Reproduce all the material exactly, minus any pictures it holds.

======== INFORMATION SHOWN ========

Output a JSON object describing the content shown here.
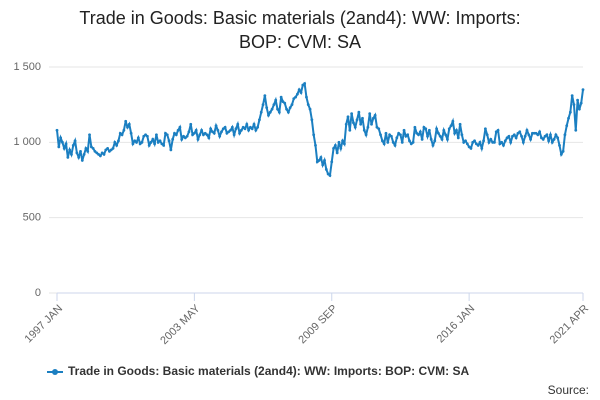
{
  "chart_data": {
    "type": "line",
    "title": "Trade in Goods: Basic materials (2and4): WW: Imports: BOP: CVM: SA",
    "source": "Source:",
    "categories": [
      "1997 JAN",
      null,
      null,
      null,
      null,
      null,
      null,
      null,
      null,
      null,
      null,
      null,
      null,
      null,
      null,
      null,
      null,
      null,
      null,
      null,
      null,
      null,
      null,
      null,
      null,
      null,
      null,
      null,
      null,
      null,
      null,
      null,
      null,
      null,
      null,
      null,
      null,
      null,
      null,
      null,
      null,
      null,
      null,
      null,
      null,
      null,
      null,
      null,
      null,
      null,
      null,
      null,
      null,
      null,
      null,
      null,
      null,
      null,
      null,
      null,
      null,
      null,
      null,
      null,
      null,
      null,
      null,
      null,
      null,
      null,
      null,
      null,
      null,
      null,
      null,
      null,
      "2003 MAY",
      null,
      null,
      null,
      null,
      null,
      null,
      null,
      null,
      null,
      null,
      null,
      null,
      null,
      null,
      null,
      null,
      null,
      null,
      null,
      null,
      null,
      null,
      null,
      null,
      null,
      null,
      null,
      null,
      null,
      null,
      null,
      null,
      null,
      null,
      null,
      null,
      null,
      null,
      null,
      null,
      null,
      null,
      null,
      null,
      null,
      null,
      null,
      null,
      null,
      null,
      null,
      null,
      null,
      null,
      null,
      null,
      null,
      null,
      null,
      null,
      null,
      null,
      null,
      null,
      null,
      null,
      null,
      null,
      null,
      null,
      null,
      null,
      null,
      null,
      null,
      "2009 SEP",
      null,
      null,
      null,
      null,
      null,
      null,
      null,
      null,
      null,
      null,
      null,
      null,
      null,
      null,
      null,
      null,
      null,
      null,
      null,
      null,
      null,
      null,
      null,
      null,
      null,
      null,
      null,
      null,
      null,
      null,
      null,
      null,
      null,
      null,
      null,
      null,
      null,
      null,
      null,
      null,
      null,
      null,
      null,
      null,
      null,
      null,
      null,
      null,
      null,
      null,
      null,
      null,
      null,
      null,
      null,
      null,
      null,
      null,
      null,
      null,
      null,
      null,
      null,
      null,
      null,
      null,
      null,
      null,
      null,
      null,
      null,
      null,
      null,
      null,
      null,
      "2016 JAN",
      null,
      null,
      null,
      null,
      null,
      null,
      null,
      null,
      null,
      null,
      null,
      null,
      null,
      null,
      null,
      null,
      null,
      null,
      null,
      null,
      null,
      null,
      null,
      null,
      null,
      null,
      null,
      null,
      null,
      null,
      null,
      null,
      null,
      null,
      null,
      null,
      null,
      null,
      null,
      null,
      null,
      null,
      null,
      null,
      null,
      null,
      null,
      null,
      null,
      null,
      null,
      null,
      null,
      null,
      null,
      null,
      null,
      null,
      null,
      null,
      null,
      null,
      "2021 APR"
    ],
    "series": [
      {
        "name": "Trade in Goods: Basic materials (2and4): WW: Imports: BOP: CVM: SA",
        "color": "#1b7fc1",
        "values": [
          1080,
          970,
          1030,
          1000,
          960,
          990,
          900,
          950,
          920,
          980,
          1010,
          930,
          900,
          940,
          880,
          920,
          960,
          940,
          1050,
          970,
          960,
          940,
          930,
          920,
          910,
          930,
          920,
          950,
          960,
          940,
          950,
          960,
          1000,
          980,
          1010,
          1060,
          1050,
          1080,
          1140,
          1100,
          1120,
          1060,
          990,
          1010,
          1000,
          1030,
          990,
          1000,
          1040,
          1050,
          1040,
          980,
          1000,
          1020,
          990,
          1050,
          1000,
          1010,
          990,
          980,
          1060,
          1050,
          1010,
          950,
          1020,
          1060,
          1050,
          1080,
          1100,
          1020,
          1040,
          1030,
          1040,
          1070,
          1120,
          1050,
          1060,
          1080,
          1020,
          1050,
          1080,
          1050,
          1060,
          1050,
          1030,
          1090,
          1070,
          1060,
          1110,
          1080,
          1040,
          1070,
          1090,
          1100,
          1060,
          1070,
          1080,
          1100,
          1050,
          1090,
          1120,
          1060,
          1080,
          1100,
          1090,
          1120,
          1080,
          1100,
          1090,
          1120,
          1080,
          1100,
          1150,
          1200,
          1250,
          1310,
          1230,
          1180,
          1200,
          1220,
          1250,
          1280,
          1220,
          1200,
          1300,
          1270,
          1260,
          1220,
          1200,
          1230,
          1250,
          1290,
          1300,
          1320,
          1350,
          1330,
          1380,
          1390,
          1300,
          1250,
          1220,
          1150,
          1050,
          980,
          870,
          880,
          900,
          850,
          880,
          820,
          790,
          780,
          870,
          960,
          980,
          930,
          1000,
          960,
          1010,
          990,
          1120,
          1170,
          1080,
          1190,
          1130,
          1100,
          1150,
          1200,
          1120,
          1160,
          1080,
          1050,
          1100,
          1190,
          1120,
          1160,
          1180,
          1100,
          1090,
          1050,
          1010,
          990,
          1060,
          1000,
          1050,
          1040,
          1000,
          980,
          1030,
          1060,
          1050,
          1000,
          1080,
          1040,
          1050,
          1010,
          990,
          1000,
          1100,
          1060,
          1050,
          1070,
          1020,
          1100,
          1090,
          1040,
          1080,
          1020,
          980,
          1010,
          1090,
          1060,
          1040,
          1020,
          1080,
          1050,
          1020,
          1090,
          1110,
          1140,
          1060,
          1080,
          1030,
          1120,
          1050,
          1000,
          1010,
          990,
          970,
          960,
          1000,
          1010,
          990,
          980,
          1000,
          960,
          1010,
          1090,
          1050,
          1000,
          1020,
          1000,
          1000,
          1070,
          1080,
          990,
          1000,
          980,
          1010,
          1030,
          1040,
          1000,
          1040,
          1050,
          1030,
          1060,
          1070,
          1040,
          1000,
          1040,
          1080,
          1050,
          1020,
          1060,
          1060,
          1060,
          1050,
          1070,
          1030,
          1020,
          1040,
          1050,
          1010,
          1050,
          1000,
          1020,
          1050,
          1030,
          980,
          920,
          940,
          1050,
          1110,
          1160,
          1200,
          1310,
          1250,
          1080,
          1280,
          1220,
          1260,
          1350
        ]
      }
    ],
    "ylim": [
      0,
      1500
    ],
    "yticks": [
      0,
      500,
      {
        "value": 1000,
        "label": "1 000"
      },
      {
        "value": 1500,
        "label": "1 500"
      }
    ],
    "grid": true
  }
}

========

§ SOLUTION BELOW
Output a JSON object describing the content shown here.
{
  "chart_data": {
    "type": "line",
    "title": "Trade in Goods: Basic materials (2and4): WW: Imports: BOP: CVM: SA",
    "source": "Source:",
    "categories": [
      "1997 JAN",
      null,
      null,
      null,
      null,
      null,
      null,
      null,
      null,
      null,
      null,
      null,
      null,
      null,
      null,
      null,
      null,
      null,
      null,
      null,
      null,
      null,
      null,
      null,
      null,
      null,
      null,
      null,
      null,
      null,
      null,
      null,
      null,
      null,
      null,
      null,
      null,
      null,
      null,
      null,
      null,
      null,
      null,
      null,
      null,
      null,
      null,
      null,
      null,
      null,
      null,
      null,
      null,
      null,
      null,
      null,
      null,
      null,
      null,
      null,
      null,
      null,
      null,
      null,
      null,
      null,
      null,
      null,
      null,
      null,
      null,
      null,
      null,
      null,
      null,
      null,
      "2003 MAY",
      null,
      null,
      null,
      null,
      null,
      null,
      null,
      null,
      null,
      null,
      null,
      null,
      null,
      null,
      null,
      null,
      null,
      null,
      null,
      null,
      null,
      null,
      null,
      null,
      null,
      null,
      null,
      null,
      null,
      null,
      null,
      null,
      null,
      null,
      null,
      null,
      null,
      null,
      null,
      null,
      null,
      null,
      null,
      null,
      null,
      null,
      null,
      null,
      null,
      null,
      null,
      null,
      null,
      null,
      null,
      null,
      null,
      null,
      null,
      null,
      null,
      null,
      null,
      null,
      null,
      null,
      null,
      null,
      null,
      null,
      null,
      null,
      null,
      null,
      null,
      "2009 SEP",
      null,
      null,
      null,
      null,
      null,
      null,
      null,
      null,
      null,
      null,
      null,
      null,
      null,
      null,
      null,
      null,
      null,
      null,
      null,
      null,
      null,
      null,
      null,
      null,
      null,
      null,
      null,
      null,
      null,
      null,
      null,
      null,
      null,
      null,
      null,
      null,
      null,
      null,
      null,
      null,
      null,
      null,
      null,
      null,
      null,
      null,
      null,
      null,
      null,
      null,
      null,
      null,
      null,
      null,
      null,
      null,
      null,
      null,
      null,
      null,
      null,
      null,
      null,
      null,
      null,
      null,
      null,
      null,
      null,
      null,
      null,
      null,
      null,
      null,
      null,
      "2016 JAN",
      null,
      null,
      null,
      null,
      null,
      null,
      null,
      null,
      null,
      null,
      null,
      null,
      null,
      null,
      null,
      null,
      null,
      null,
      null,
      null,
      null,
      null,
      null,
      null,
      null,
      null,
      null,
      null,
      null,
      null,
      null,
      null,
      null,
      null,
      null,
      null,
      null,
      null,
      null,
      null,
      null,
      null,
      null,
      null,
      null,
      null,
      null,
      null,
      null,
      null,
      null,
      null,
      null,
      null,
      null,
      null,
      null,
      null,
      null,
      null,
      null,
      null,
      "2021 APR"
    ],
    "series": [
      {
        "name": "Trade in Goods: Basic materials (2and4): WW: Imports: BOP: CVM: SA",
        "color": "#1b7fc1",
        "values": [
          1080,
          970,
          1030,
          1000,
          960,
          990,
          900,
          950,
          920,
          980,
          1010,
          930,
          900,
          940,
          880,
          920,
          960,
          940,
          1050,
          970,
          960,
          940,
          930,
          920,
          910,
          930,
          920,
          950,
          960,
          940,
          950,
          960,
          1000,
          980,
          1010,
          1060,
          1050,
          1080,
          1140,
          1100,
          1120,
          1060,
          990,
          1010,
          1000,
          1030,
          990,
          1000,
          1040,
          1050,
          1040,
          980,
          1000,
          1020,
          990,
          1050,
          1000,
          1010,
          990,
          980,
          1060,
          1050,
          1010,
          950,
          1020,
          1060,
          1050,
          1080,
          1100,
          1020,
          1040,
          1030,
          1040,
          1070,
          1120,
          1050,
          1060,
          1080,
          1020,
          1050,
          1080,
          1050,
          1060,
          1050,
          1030,
          1090,
          1070,
          1060,
          1110,
          1080,
          1040,
          1070,
          1090,
          1100,
          1060,
          1070,
          1080,
          1100,
          1050,
          1090,
          1120,
          1060,
          1080,
          1100,
          1090,
          1120,
          1080,
          1100,
          1090,
          1120,
          1080,
          1100,
          1150,
          1200,
          1250,
          1310,
          1230,
          1180,
          1200,
          1220,
          1250,
          1280,
          1220,
          1200,
          1300,
          1270,
          1260,
          1220,
          1200,
          1230,
          1250,
          1290,
          1300,
          1320,
          1350,
          1330,
          1380,
          1390,
          1300,
          1250,
          1220,
          1150,
          1050,
          980,
          870,
          880,
          900,
          850,
          880,
          820,
          790,
          780,
          870,
          960,
          980,
          930,
          1000,
          960,
          1010,
          990,
          1120,
          1170,
          1080,
          1190,
          1130,
          1100,
          1150,
          1200,
          1120,
          1160,
          1080,
          1050,
          1100,
          1190,
          1120,
          1160,
          1180,
          1100,
          1090,
          1050,
          1010,
          990,
          1060,
          1000,
          1050,
          1040,
          1000,
          980,
          1030,
          1060,
          1050,
          1000,
          1080,
          1040,
          1050,
          1010,
          990,
          1000,
          1100,
          1060,
          1050,
          1070,
          1020,
          1100,
          1090,
          1040,
          1080,
          1020,
          980,
          1010,
          1090,
          1060,
          1040,
          1020,
          1080,
          1050,
          1020,
          1090,
          1110,
          1140,
          1060,
          1080,
          1030,
          1120,
          1050,
          1000,
          1010,
          990,
          970,
          960,
          1000,
          1010,
          990,
          980,
          1000,
          960,
          1010,
          1090,
          1050,
          1000,
          1020,
          1000,
          1000,
          1070,
          1080,
          990,
          1000,
          980,
          1010,
          1030,
          1040,
          1000,
          1040,
          1050,
          1030,
          1060,
          1070,
          1040,
          1000,
          1040,
          1080,
          1050,
          1020,
          1060,
          1060,
          1060,
          1050,
          1070,
          1030,
          1020,
          1040,
          1050,
          1010,
          1050,
          1000,
          1020,
          1050,
          1030,
          980,
          920,
          940,
          1050,
          1110,
          1160,
          1200,
          1310,
          1250,
          1080,
          1280,
          1220,
          1260,
          1350
        ]
      }
    ],
    "ylim": [
      0,
      1500
    ],
    "yticks": [
      0,
      500,
      {
        "value": 1000,
        "label": "1 000"
      },
      {
        "value": 1500,
        "label": "1 500"
      }
    ],
    "grid": true
  }
}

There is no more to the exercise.